Work to complete:
Filter the entries that follow, copying every line in which the word "SDTVAR" appears.

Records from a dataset
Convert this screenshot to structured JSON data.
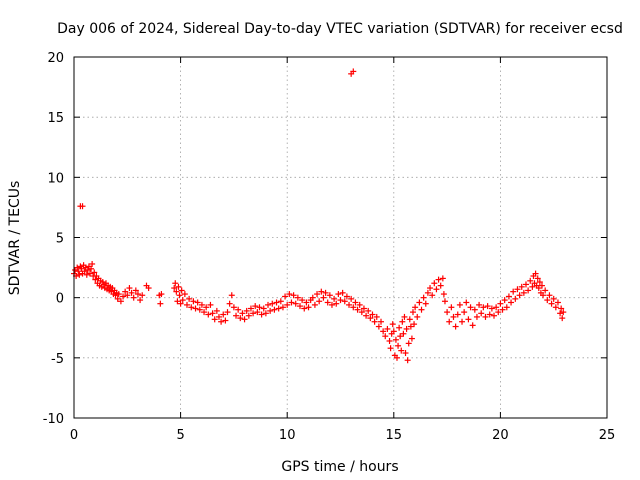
{
  "chart_data": {
    "type": "scatter",
    "title": "Day 006 of 2024, Sidereal Day-to-day VTEC variation (SDTVAR) for receiver ecsd",
    "xlabel": "GPS time / hours",
    "ylabel": "SDTVAR / TECUs",
    "xlim": [
      0,
      25
    ],
    "ylim": [
      -10,
      20
    ],
    "xticks": [
      0,
      5,
      10,
      15,
      20,
      25
    ],
    "yticks": [
      -10,
      -5,
      0,
      5,
      10,
      15,
      20
    ],
    "grid": true,
    "marker": "+",
    "color": "#ff0000",
    "series": [
      {
        "name": "SDTVAR",
        "points": [
          [
            0.0,
            2.0
          ],
          [
            0.05,
            2.3
          ],
          [
            0.1,
            1.8
          ],
          [
            0.15,
            2.5
          ],
          [
            0.2,
            2.2
          ],
          [
            0.25,
            1.9
          ],
          [
            0.3,
            2.6
          ],
          [
            0.35,
            2.4
          ],
          [
            0.4,
            2.0
          ],
          [
            0.45,
            2.7
          ],
          [
            0.5,
            2.2
          ],
          [
            0.55,
            2.5
          ],
          [
            0.6,
            1.9
          ],
          [
            0.65,
            2.3
          ],
          [
            0.7,
            2.6
          ],
          [
            0.75,
            2.0
          ],
          [
            0.8,
            2.4
          ],
          [
            0.85,
            2.8
          ],
          [
            0.9,
            1.8
          ],
          [
            0.95,
            2.1
          ],
          [
            1.0,
            1.5
          ],
          [
            1.05,
            1.8
          ],
          [
            1.1,
            1.2
          ],
          [
            1.15,
            1.6
          ],
          [
            1.2,
            1.0
          ],
          [
            1.25,
            1.4
          ],
          [
            1.3,
            0.9
          ],
          [
            1.35,
            1.3
          ],
          [
            1.4,
            1.1
          ],
          [
            1.45,
            0.8
          ],
          [
            1.5,
            1.2
          ],
          [
            1.55,
            0.7
          ],
          [
            1.6,
            1.0
          ],
          [
            1.65,
            0.6
          ],
          [
            1.7,
            0.9
          ],
          [
            1.75,
            0.5
          ],
          [
            1.8,
            0.8
          ],
          [
            1.85,
            0.3
          ],
          [
            1.9,
            0.6
          ],
          [
            1.95,
            0.2
          ],
          [
            2.0,
            0.4
          ],
          [
            2.05,
            -0.1
          ],
          [
            2.1,
            0.3
          ],
          [
            2.2,
            -0.3
          ],
          [
            2.3,
            0.1
          ],
          [
            2.4,
            0.5
          ],
          [
            2.5,
            0.2
          ],
          [
            2.6,
            0.8
          ],
          [
            2.7,
            0.4
          ],
          [
            2.8,
            0.0
          ],
          [
            2.9,
            0.6
          ],
          [
            3.0,
            0.3
          ],
          [
            3.1,
            -0.2
          ],
          [
            3.2,
            0.2
          ],
          [
            3.4,
            1.0
          ],
          [
            3.5,
            0.8
          ],
          [
            4.0,
            0.2
          ],
          [
            4.05,
            -0.5
          ],
          [
            4.1,
            0.3
          ],
          [
            0.3,
            7.6
          ],
          [
            0.4,
            7.6
          ],
          [
            13.0,
            18.6
          ],
          [
            13.1,
            18.8
          ],
          [
            4.7,
            0.8
          ],
          [
            4.75,
            1.2
          ],
          [
            4.8,
            0.5
          ],
          [
            4.85,
            -0.3
          ],
          [
            4.9,
            0.9
          ],
          [
            4.95,
            0.2
          ],
          [
            5.0,
            -0.5
          ],
          [
            5.05,
            0.6
          ],
          [
            5.1,
            -0.2
          ],
          [
            5.2,
            0.3
          ],
          [
            5.3,
            -0.6
          ],
          [
            5.4,
            -0.1
          ],
          [
            5.5,
            -0.8
          ],
          [
            5.6,
            -0.3
          ],
          [
            5.7,
            -0.9
          ],
          [
            5.8,
            -0.4
          ],
          [
            5.9,
            -1.0
          ],
          [
            6.0,
            -0.6
          ],
          [
            6.1,
            -1.2
          ],
          [
            6.2,
            -0.8
          ],
          [
            6.3,
            -1.4
          ],
          [
            6.4,
            -0.6
          ],
          [
            6.5,
            -1.3
          ],
          [
            6.6,
            -1.8
          ],
          [
            6.7,
            -1.1
          ],
          [
            6.8,
            -1.6
          ],
          [
            6.9,
            -2.0
          ],
          [
            7.0,
            -1.4
          ],
          [
            7.1,
            -1.9
          ],
          [
            7.2,
            -1.2
          ],
          [
            7.3,
            -0.5
          ],
          [
            7.4,
            0.2
          ],
          [
            7.5,
            -0.8
          ],
          [
            7.6,
            -1.5
          ],
          [
            7.7,
            -1.0
          ],
          [
            7.8,
            -1.7
          ],
          [
            7.9,
            -1.3
          ],
          [
            8.0,
            -1.8
          ],
          [
            8.1,
            -1.1
          ],
          [
            8.2,
            -1.5
          ],
          [
            8.3,
            -0.9
          ],
          [
            8.4,
            -1.3
          ],
          [
            8.5,
            -0.7
          ],
          [
            8.6,
            -1.2
          ],
          [
            8.7,
            -0.8
          ],
          [
            8.8,
            -1.4
          ],
          [
            8.9,
            -0.9
          ],
          [
            9.0,
            -1.3
          ],
          [
            9.1,
            -0.6
          ],
          [
            9.2,
            -1.1
          ],
          [
            9.3,
            -0.5
          ],
          [
            9.4,
            -1.0
          ],
          [
            9.5,
            -0.4
          ],
          [
            9.6,
            -0.9
          ],
          [
            9.7,
            -0.3
          ],
          [
            9.8,
            -0.8
          ],
          [
            9.9,
            0.1
          ],
          [
            10.0,
            -0.6
          ],
          [
            10.1,
            0.3
          ],
          [
            10.2,
            -0.4
          ],
          [
            10.3,
            0.2
          ],
          [
            10.4,
            -0.5
          ],
          [
            10.5,
            0.0
          ],
          [
            10.6,
            -0.7
          ],
          [
            10.7,
            -0.2
          ],
          [
            10.8,
            -0.9
          ],
          [
            10.9,
            -0.4
          ],
          [
            11.0,
            -0.8
          ],
          [
            11.1,
            -0.2
          ],
          [
            11.2,
            0.0
          ],
          [
            11.3,
            -0.6
          ],
          [
            11.4,
            0.3
          ],
          [
            11.5,
            -0.3
          ],
          [
            11.6,
            0.5
          ],
          [
            11.7,
            0.0
          ],
          [
            11.8,
            0.4
          ],
          [
            11.9,
            -0.4
          ],
          [
            12.0,
            0.2
          ],
          [
            12.1,
            -0.6
          ],
          [
            12.2,
            -0.1
          ],
          [
            12.3,
            -0.5
          ],
          [
            12.4,
            0.3
          ],
          [
            12.5,
            -0.2
          ],
          [
            12.6,
            0.4
          ],
          [
            12.7,
            -0.3
          ],
          [
            12.8,
            0.1
          ],
          [
            12.9,
            -0.6
          ],
          [
            13.0,
            -0.1
          ],
          [
            13.1,
            -0.8
          ],
          [
            13.2,
            -0.4
          ],
          [
            13.3,
            -1.0
          ],
          [
            13.4,
            -0.6
          ],
          [
            13.5,
            -1.2
          ],
          [
            13.6,
            -0.9
          ],
          [
            13.7,
            -1.5
          ],
          [
            13.8,
            -1.1
          ],
          [
            13.9,
            -1.7
          ],
          [
            14.0,
            -1.4
          ],
          [
            14.1,
            -2.0
          ],
          [
            14.2,
            -1.6
          ],
          [
            14.3,
            -2.4
          ],
          [
            14.4,
            -2.0
          ],
          [
            14.5,
            -2.8
          ],
          [
            14.6,
            -3.2
          ],
          [
            14.7,
            -2.6
          ],
          [
            14.8,
            -3.6
          ],
          [
            14.85,
            -4.2
          ],
          [
            14.9,
            -3.0
          ],
          [
            14.95,
            -2.2
          ],
          [
            15.0,
            -2.8
          ],
          [
            15.05,
            -4.8
          ],
          [
            15.1,
            -3.5
          ],
          [
            15.15,
            -5.0
          ],
          [
            15.2,
            -4.0
          ],
          [
            15.25,
            -2.5
          ],
          [
            15.3,
            -3.2
          ],
          [
            15.35,
            -4.4
          ],
          [
            15.4,
            -2.0
          ],
          [
            15.45,
            -3.0
          ],
          [
            15.5,
            -1.6
          ],
          [
            15.55,
            -4.6
          ],
          [
            15.6,
            -2.6
          ],
          [
            15.65,
            -5.2
          ],
          [
            15.7,
            -3.8
          ],
          [
            15.75,
            -1.8
          ],
          [
            15.8,
            -2.4
          ],
          [
            15.85,
            -3.4
          ],
          [
            15.9,
            -1.2
          ],
          [
            15.95,
            -2.2
          ],
          [
            16.0,
            -0.8
          ],
          [
            16.1,
            -1.6
          ],
          [
            16.2,
            -0.4
          ],
          [
            16.3,
            -1.0
          ],
          [
            16.4,
            0.0
          ],
          [
            16.5,
            -0.5
          ],
          [
            16.6,
            0.4
          ],
          [
            16.7,
            0.8
          ],
          [
            16.8,
            0.2
          ],
          [
            16.9,
            1.2
          ],
          [
            17.0,
            0.7
          ],
          [
            17.1,
            1.5
          ],
          [
            17.2,
            1.0
          ],
          [
            17.3,
            1.6
          ],
          [
            17.35,
            0.3
          ],
          [
            17.4,
            -0.3
          ],
          [
            17.5,
            -1.2
          ],
          [
            17.6,
            -2.0
          ],
          [
            17.7,
            -0.8
          ],
          [
            17.8,
            -1.6
          ],
          [
            17.9,
            -2.4
          ],
          [
            18.0,
            -1.4
          ],
          [
            18.1,
            -0.6
          ],
          [
            18.2,
            -2.0
          ],
          [
            18.3,
            -1.2
          ],
          [
            18.4,
            -0.4
          ],
          [
            18.5,
            -1.8
          ],
          [
            18.6,
            -0.8
          ],
          [
            18.7,
            -2.3
          ],
          [
            18.8,
            -1.0
          ],
          [
            18.9,
            -1.6
          ],
          [
            19.0,
            -0.6
          ],
          [
            19.1,
            -1.3
          ],
          [
            19.2,
            -0.8
          ],
          [
            19.3,
            -1.6
          ],
          [
            19.4,
            -0.7
          ],
          [
            19.5,
            -1.4
          ],
          [
            19.6,
            -0.9
          ],
          [
            19.7,
            -1.5
          ],
          [
            19.8,
            -0.8
          ],
          [
            19.9,
            -1.2
          ],
          [
            20.0,
            -0.5
          ],
          [
            20.1,
            -1.0
          ],
          [
            20.2,
            -0.2
          ],
          [
            20.3,
            -0.8
          ],
          [
            20.4,
            0.1
          ],
          [
            20.5,
            -0.4
          ],
          [
            20.6,
            0.5
          ],
          [
            20.7,
            -0.1
          ],
          [
            20.8,
            0.7
          ],
          [
            20.9,
            0.2
          ],
          [
            21.0,
            0.9
          ],
          [
            21.1,
            0.4
          ],
          [
            21.2,
            1.1
          ],
          [
            21.3,
            0.6
          ],
          [
            21.4,
            1.4
          ],
          [
            21.5,
            0.9
          ],
          [
            21.55,
            1.8
          ],
          [
            21.6,
            1.2
          ],
          [
            21.65,
            2.0
          ],
          [
            21.7,
            1.0
          ],
          [
            21.75,
            1.6
          ],
          [
            21.8,
            0.8
          ],
          [
            21.85,
            1.3
          ],
          [
            21.9,
            0.4
          ],
          [
            21.95,
            1.0
          ],
          [
            22.0,
            0.2
          ],
          [
            22.1,
            0.6
          ],
          [
            22.2,
            -0.2
          ],
          [
            22.3,
            0.2
          ],
          [
            22.4,
            -0.5
          ],
          [
            22.5,
            -0.1
          ],
          [
            22.6,
            -0.8
          ],
          [
            22.7,
            -0.4
          ],
          [
            22.8,
            -1.3
          ],
          [
            22.85,
            -0.9
          ],
          [
            22.9,
            -1.7
          ],
          [
            22.95,
            -1.2
          ]
        ]
      }
    ]
  }
}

Task solution:
    "title": "Day 006 of 2024, Sidereal Day-to-day VTEC variation (SDTVAR) for receiver ecsd",
    "ylabel": "SDTVAR / TECUs",
        "name": "SDTVAR",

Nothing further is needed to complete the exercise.